■ TASK GOAL ■
Copy every line of the data below without changing anything, but leave the pictures out.
++++ RECORDS SUPPLIED
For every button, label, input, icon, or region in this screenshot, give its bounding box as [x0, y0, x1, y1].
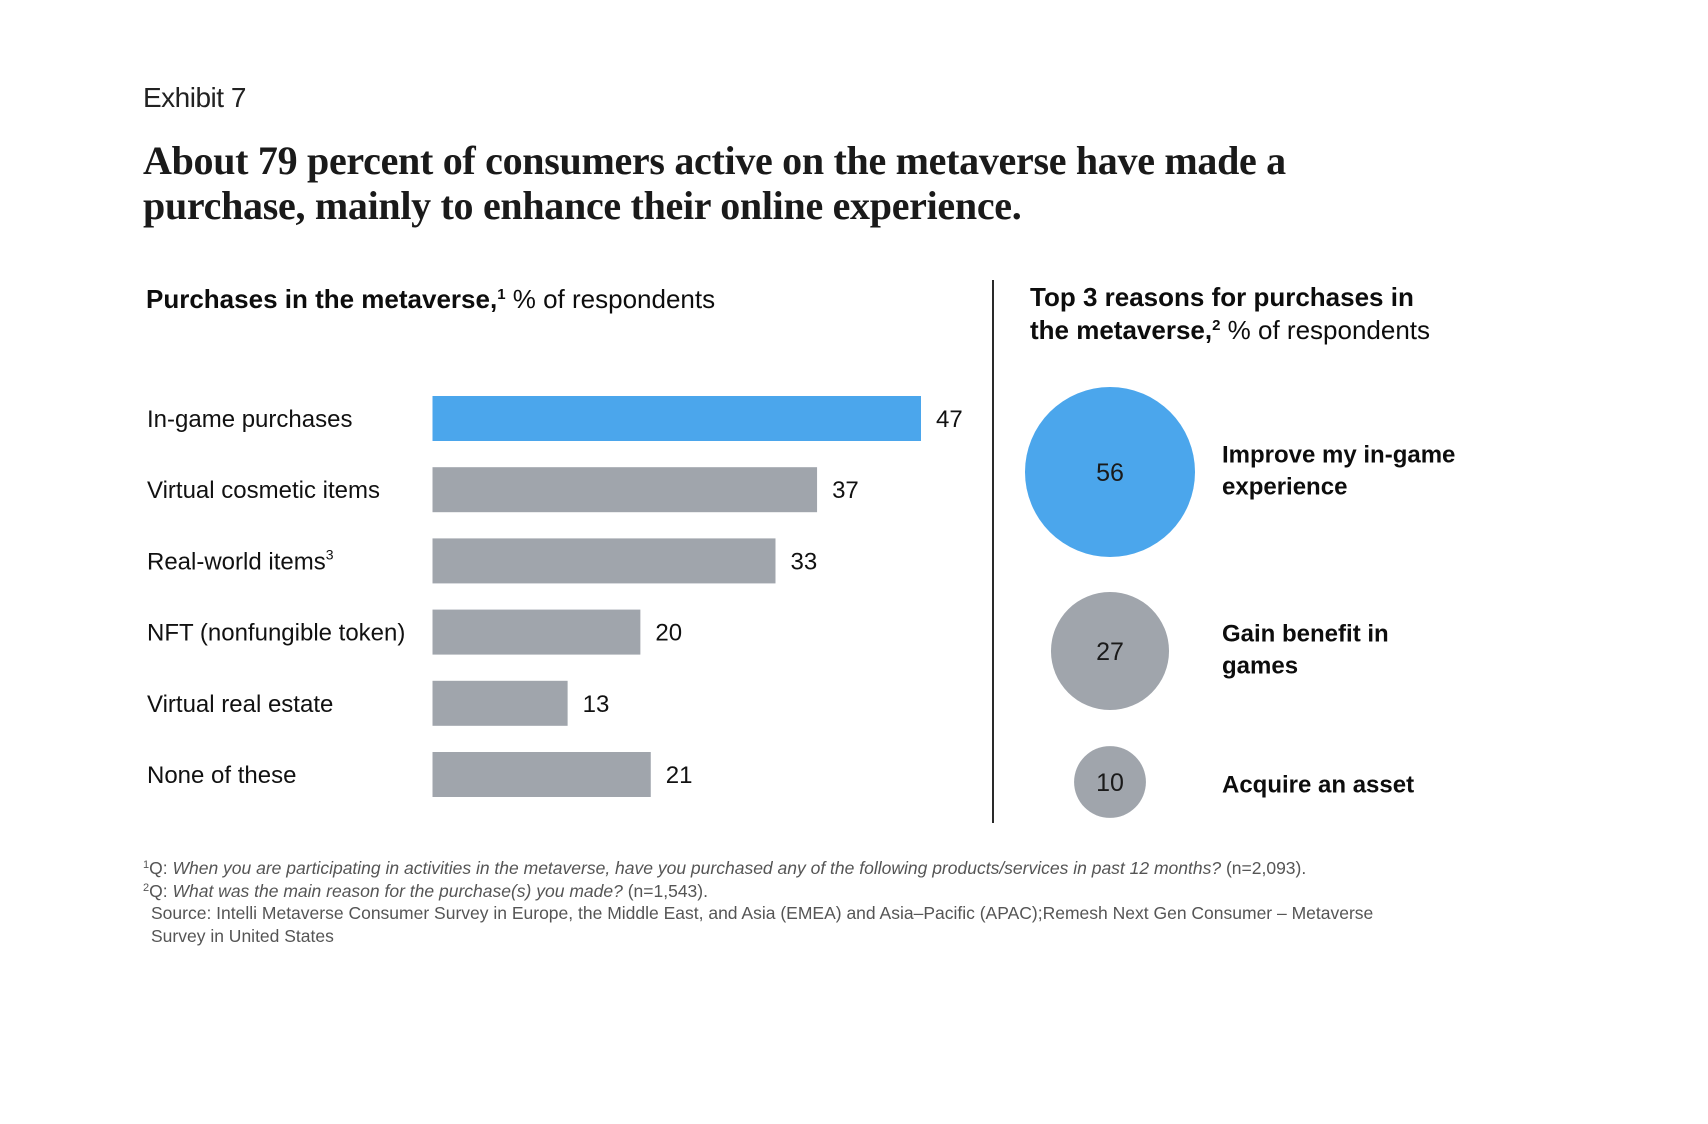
- bar: [432, 752, 651, 797]
- bar-category-label: Virtual cosmetic items: [147, 477, 380, 504]
- bar: [432, 467, 818, 513]
- bar-value-label: 20: [655, 620, 682, 647]
- bar-value-label: 21: [666, 762, 693, 789]
- reason-bubble: [1050, 591, 1170, 711]
- bar: [432, 538, 776, 584]
- reason-label: Acquire an asset: [1222, 772, 1414, 799]
- footnote-1-sample: (n=2,093).: [1221, 858, 1307, 878]
- footnote-ref-2: 2: [1212, 317, 1221, 334]
- title-line-2: purchase, mainly to enhance their online…: [143, 183, 1022, 228]
- footnote-2-marker: 2: [143, 881, 150, 894]
- footnote-1-question: When you are participating in activities…: [172, 858, 1222, 878]
- footnote-2-prefix: Q:: [149, 880, 173, 901]
- reason-item: 10 Acquire an asset: [1074, 746, 1414, 818]
- footnote-1-marker: 1: [143, 859, 150, 871]
- bar-row: Real-world items3 33: [147, 538, 817, 584]
- bar-row: NFT (nonfungible token) 20: [147, 609, 682, 655]
- bar-value-label: 13: [583, 691, 610, 718]
- reason-value-label: 10: [1096, 769, 1124, 797]
- reason-value-label: 56: [1096, 459, 1124, 487]
- bar: [432, 609, 641, 655]
- footnote-2: 2Q: What was the main reason for the pur…: [143, 880, 1373, 903]
- bar-category-label: Real-world items3: [147, 546, 334, 575]
- source-line-2: Survey in United States: [151, 925, 334, 946]
- bar: [432, 396, 921, 441]
- reason-item: 27 Gain benefit in games: [1050, 591, 1389, 711]
- reason-label: Gain benefit in: [1222, 621, 1389, 648]
- bar-chart-heading-unit: % of respondents: [505, 284, 716, 314]
- footnote-2-sample: (n=1,543).: [622, 880, 708, 901]
- bar-category-label: None of these: [147, 762, 296, 789]
- reason-bubble: [1024, 386, 1196, 558]
- reason-label: experience: [1222, 474, 1347, 501]
- bar-row: Virtual real estate 13: [147, 680, 610, 726]
- bubble-chart-heading-line-1: Top 3 reasons for purchases in: [1030, 282, 1414, 312]
- page-title: About 79 percent of consumers active on …: [143, 138, 1286, 228]
- reason-value-label: 27: [1096, 638, 1124, 666]
- footnote-ref-1: 1: [497, 286, 506, 303]
- title-line-1: About 79 percent of consumers active on …: [143, 138, 1286, 183]
- bar-chart-heading-bold: Purchases in the metaverse,: [146, 284, 498, 314]
- bar-row: Virtual cosmetic items 37: [147, 467, 859, 513]
- bar-category-label: In-game purchases: [147, 406, 352, 433]
- exhibit-label: Exhibit 7: [143, 82, 246, 113]
- reason-label: games: [1222, 653, 1298, 680]
- footnote-ref-3: 3: [326, 546, 334, 562]
- source-line-1: Source: Intelli Metaverse Consumer Surve…: [151, 903, 1374, 923]
- bar-value-label: 37: [832, 477, 859, 504]
- bubble-chart-heading-line-2: the metaverse,: [1030, 315, 1213, 345]
- reason-label: Improve my in-game: [1222, 442, 1455, 469]
- bar: [432, 680, 568, 726]
- bar-category-label: NFT (nonfungible token): [147, 620, 405, 647]
- reason-item: 56 Improve my in-game experience: [1024, 386, 1455, 558]
- bar-value-label: 47: [936, 406, 963, 433]
- bar-category-label: Virtual real estate: [147, 691, 333, 718]
- reasons-bubble-chart: 56 Improve my in-game experience 27 Gain ben…: [1024, 386, 1455, 818]
- bar-value-label: 33: [790, 548, 817, 575]
- bar-chart-heading: Purchases in the metaverse,1 % of respon…: [146, 283, 715, 315]
- footnotes: 1Q: When you are participating in activi…: [143, 857, 1373, 947]
- purchases-bar-chart: In-game purchases 47 Virtual cosmetic item…: [147, 396, 963, 797]
- panel-divider: [992, 280, 994, 823]
- bar-row: None of these 21: [147, 752, 692, 797]
- bar-row: In-game purchases 47: [147, 396, 963, 441]
- footnote-1-prefix: Q:: [149, 858, 173, 878]
- footnote-1: 1Q: When you are participating in activi…: [143, 857, 1373, 880]
- footnote-2-question: What was the main reason for the purchas…: [172, 880, 623, 901]
- reason-bubble: [1074, 746, 1146, 818]
- bubble-chart-heading-unit: % of respondents: [1220, 315, 1431, 345]
- bubble-chart-heading: Top 3 reasons for purchases in the metav…: [1030, 281, 1430, 347]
++++++++
■ ANSWER TO THIS EXERCISE ■
For every button, label, input, icon, or region in this screenshot, give its bounding box as [x0, y0, x1, y1].
- bar: [432, 752, 651, 797]
- bar-category-label: Virtual cosmetic items: [147, 477, 380, 504]
- bar: [432, 467, 818, 513]
- bar-value-label: 20: [655, 620, 682, 647]
- bar-value-label: 21: [666, 762, 693, 789]
- reason-bubble: [1050, 591, 1170, 711]
- bar: [432, 538, 776, 584]
- reason-label: Acquire an asset: [1222, 772, 1414, 799]
- footnote-1-sample: (n=2,093).: [1221, 858, 1307, 878]
- footnote-ref-2: 2: [1212, 317, 1221, 334]
- title-line-2: purchase, mainly to enhance their online…: [143, 183, 1022, 228]
- footnote-2-marker: 2: [143, 881, 150, 894]
- footnote-1-question: When you are participating in activities…: [172, 858, 1222, 878]
- footnote-2-prefix: Q:: [149, 880, 173, 901]
- reason-item: 10 Acquire an asset: [1074, 746, 1414, 818]
- footnote-1-marker: 1: [143, 859, 150, 871]
- bar-row: Real-world items3 33: [147, 538, 817, 584]
- bar-row: NFT (nonfungible token) 20: [147, 609, 682, 655]
- bar-value-label: 13: [583, 691, 610, 718]
- reason-value-label: 10: [1096, 769, 1124, 797]
- reason-value-label: 56: [1096, 459, 1124, 487]
- bar: [432, 609, 641, 655]
- footnote-2: 2Q: What was the main reason for the pur…: [143, 880, 1373, 903]
- bar-category-label: Real-world items3: [147, 546, 334, 575]
- source-line-2: Survey in United States: [151, 925, 334, 946]
- bar: [432, 396, 921, 441]
- reason-item: 27 Gain benefit in games: [1050, 591, 1389, 711]
- reason-label: Gain benefit in: [1222, 621, 1389, 648]
- bar-chart-heading-unit: % of respondents: [505, 284, 716, 314]
- footnote-2-sample: (n=1,543).: [622, 880, 708, 901]
- bar-category-label: None of these: [147, 762, 296, 789]
- reason-bubble: [1024, 386, 1196, 558]
- reason-label: experience: [1222, 474, 1347, 501]
- bar-row: Virtual real estate 13: [147, 680, 610, 726]
- bubble-chart-heading-line-1: Top 3 reasons for purchases in: [1030, 282, 1414, 312]
- page-title: About 79 percent of consumers active on …: [143, 138, 1286, 228]
- reason-value-label: 27: [1096, 638, 1124, 666]
- footnote-ref-1: 1: [497, 286, 506, 303]
- title-line-1: About 79 percent of consumers active on …: [143, 138, 1286, 183]
- bar-chart-heading-bold: Purchases in the metaverse,: [146, 284, 498, 314]
- bar-row: Virtual cosmetic items 37: [147, 467, 859, 513]
- bar-category-label: In-game purchases: [147, 406, 352, 433]
- exhibit-label: Exhibit 7: [143, 82, 246, 113]
- reason-label: games: [1222, 653, 1298, 680]
- footnote-ref-3: 3: [326, 546, 334, 562]
- source-line-1: Source: Intelli Metaverse Consumer Surve…: [151, 903, 1374, 923]
- bar-value-label: 37: [832, 477, 859, 504]
- bubble-chart-heading-line-2: the metaverse,: [1030, 315, 1213, 345]
- reason-label: Improve my in-game: [1222, 442, 1455, 469]
- bar: [432, 680, 568, 726]
- bar-category-label: NFT (nonfungible token): [147, 620, 405, 647]
- reason-item: 56 Improve my in-game experience: [1024, 386, 1455, 558]
- bar-value-label: 47: [936, 406, 963, 433]
- bar-category-label: Virtual real estate: [147, 691, 333, 718]
- reasons-bubble-chart: 56 Improve my in-game experience 27 Gain ben…: [1024, 386, 1455, 818]
- bar-value-label: 33: [790, 548, 817, 575]
- bar-chart-heading: Purchases in the metaverse,1 % of respon…: [146, 283, 715, 315]
- footnotes: 1Q: When you are participating in activi…: [143, 857, 1373, 947]
- purchases-bar-chart: In-game purchases 47 Virtual cosmetic item…: [147, 396, 963, 797]
- panel-divider: [992, 280, 994, 823]
- bar-row: None of these 21: [147, 752, 692, 797]
- bar-row: In-game purchases 47: [147, 396, 963, 441]
- footnote-1-prefix: Q:: [149, 858, 173, 878]
- footnote-1: 1Q: When you are participating in activi…: [143, 857, 1373, 880]
- footnote-2-question: What was the main reason for the purchas…: [172, 880, 623, 901]
- reason-bubble: [1074, 746, 1146, 818]
- bubble-chart-heading-unit: % of respondents: [1220, 315, 1431, 345]
- bubble-chart-heading: Top 3 reasons for purchases in the metav…: [1030, 281, 1430, 347]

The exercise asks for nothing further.